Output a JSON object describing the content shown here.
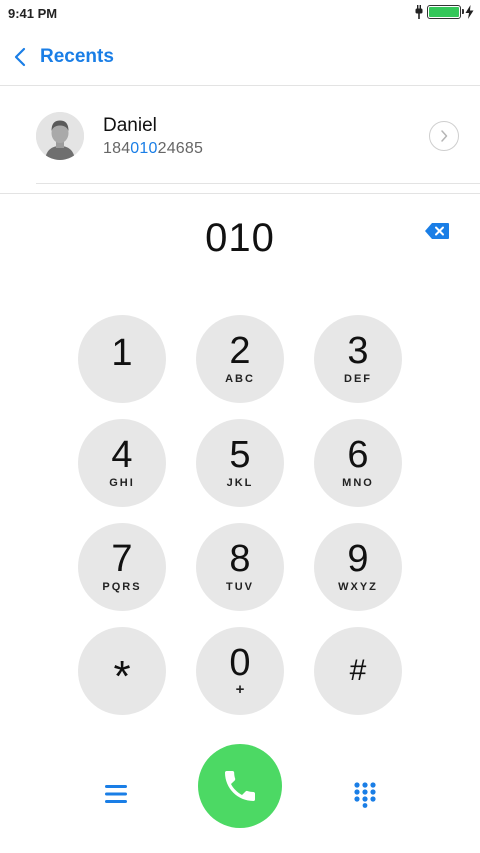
{
  "status": {
    "time": "9:41 PM",
    "battery_level": 1.0,
    "battery_color": "#34c759"
  },
  "nav": {
    "back_label": "Recents",
    "accent_color": "#1a7ee6"
  },
  "contact": {
    "name": "Daniel",
    "number_prefix": "184",
    "number_match": "010",
    "number_suffix": "24685"
  },
  "dialer": {
    "entered": "010"
  },
  "keys": [
    {
      "digit": "1",
      "letters": ""
    },
    {
      "digit": "2",
      "letters": "ABC"
    },
    {
      "digit": "3",
      "letters": "DEF"
    },
    {
      "digit": "4",
      "letters": "GHI"
    },
    {
      "digit": "5",
      "letters": "JKL"
    },
    {
      "digit": "6",
      "letters": "MNO"
    },
    {
      "digit": "7",
      "letters": "PQRS"
    },
    {
      "digit": "8",
      "letters": "TUV"
    },
    {
      "digit": "9",
      "letters": "WXYZ"
    },
    {
      "digit": "*",
      "letters": ""
    },
    {
      "digit": "0",
      "letters": "+"
    },
    {
      "digit": "#",
      "letters": ""
    }
  ],
  "icons": {
    "back": "chevron-left-icon",
    "detail": "chevron-right-icon",
    "delete": "backspace-icon",
    "menu": "menu-icon",
    "call": "phone-icon",
    "keypad": "keypad-icon"
  },
  "colors": {
    "call_button": "#4cd964",
    "key_background": "#e7e7e7"
  }
}
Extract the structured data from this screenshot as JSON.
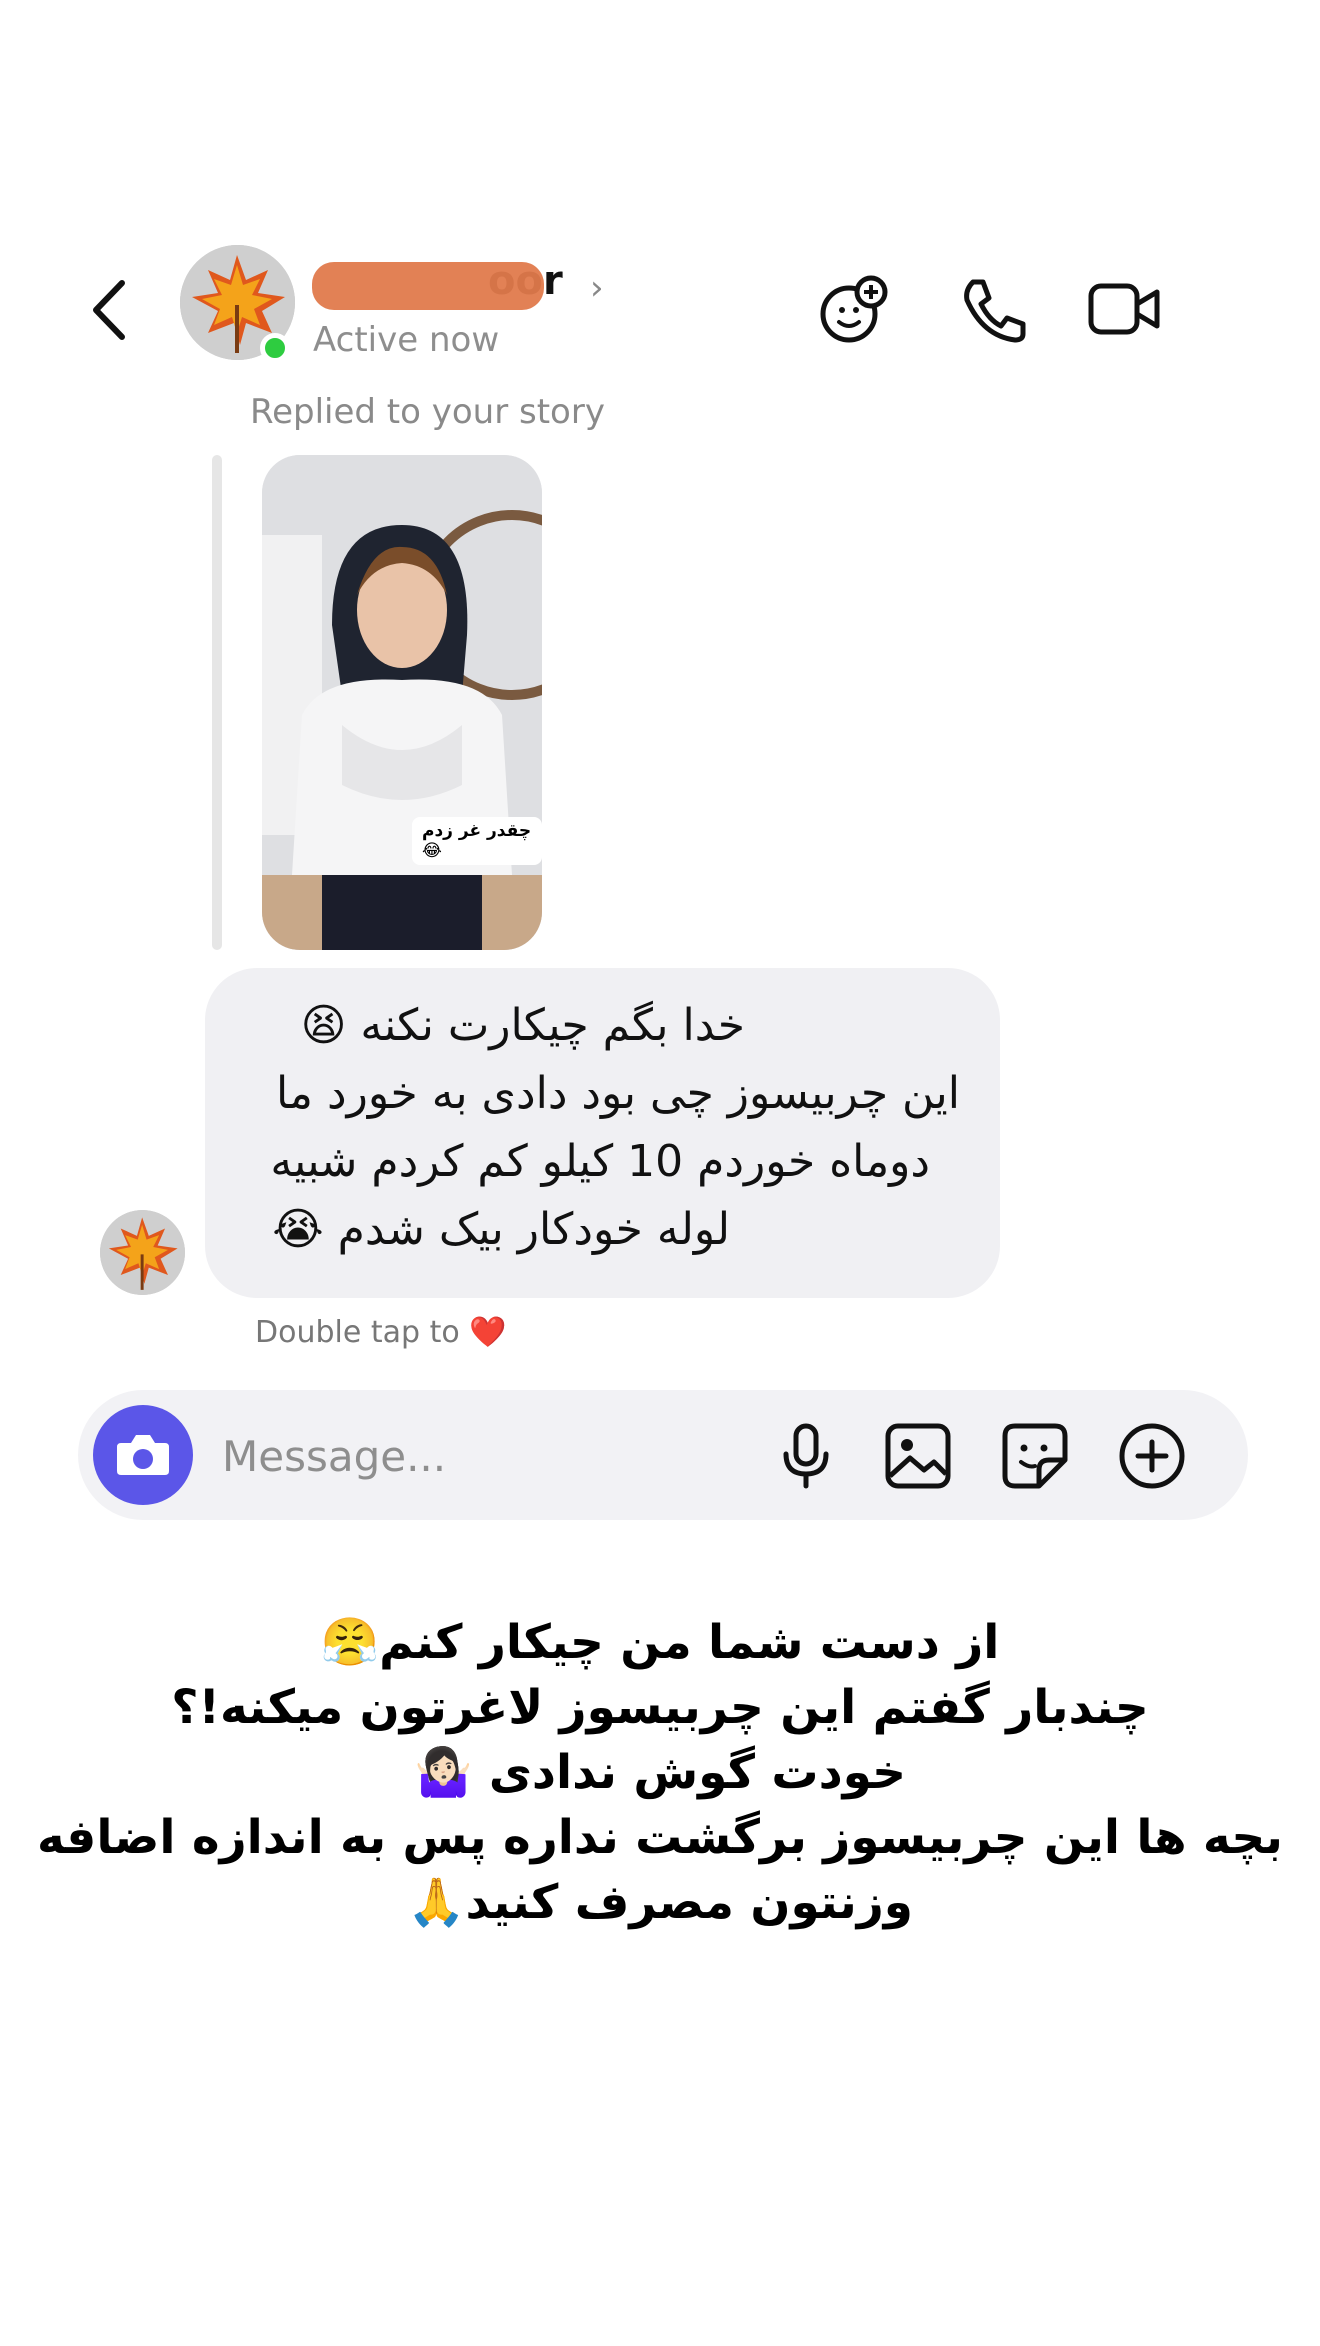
{
  "header": {
    "name_suffix": "oor",
    "chevron": "›",
    "status": "Active now",
    "back_icon": "chevron-left-icon",
    "icons": [
      "effects-icon",
      "phone-icon",
      "video-camera-icon"
    ],
    "online_color": "#2ecc40"
  },
  "reply": {
    "label": "Replied to your story",
    "sticker_text": "چقدر غر زدم😂"
  },
  "message": {
    "lines": [
      "خدا بگم چیکارت نکنه 😫",
      "این چربیسوز چی بود دادی به خورد ما",
      "دوماه خوردم 10 کیلو کم کردم شبیه",
      "لوله خودکار بیک شدم 😭"
    ],
    "double_tap_text": "Double tap to",
    "heart": "❤️"
  },
  "composer": {
    "placeholder": "Message...",
    "camera_color": "#5b56e8",
    "icons": [
      "microphone-icon",
      "gallery-icon",
      "sticker-icon",
      "add-icon"
    ]
  },
  "caption": {
    "lines": [
      "از دست شما من چیکار کنم😤",
      "چندبار گفتم این چربیسوز لاغرتون میکنه!؟",
      "خودت گوش ندادی 🤷🏻‍♀️",
      "بچه ها این چربیسوز برگشت نداره پس به اندازه اضافه",
      "وزنتون مصرف کنید🙏"
    ]
  }
}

■ ■ ■ ■ ■

> _Set problem_:
Show the lines where the word "left" appears in the entries.

> _Task output_:
    "back": "chevron-left-icon",
    "back_icon": "chevron-left-icon",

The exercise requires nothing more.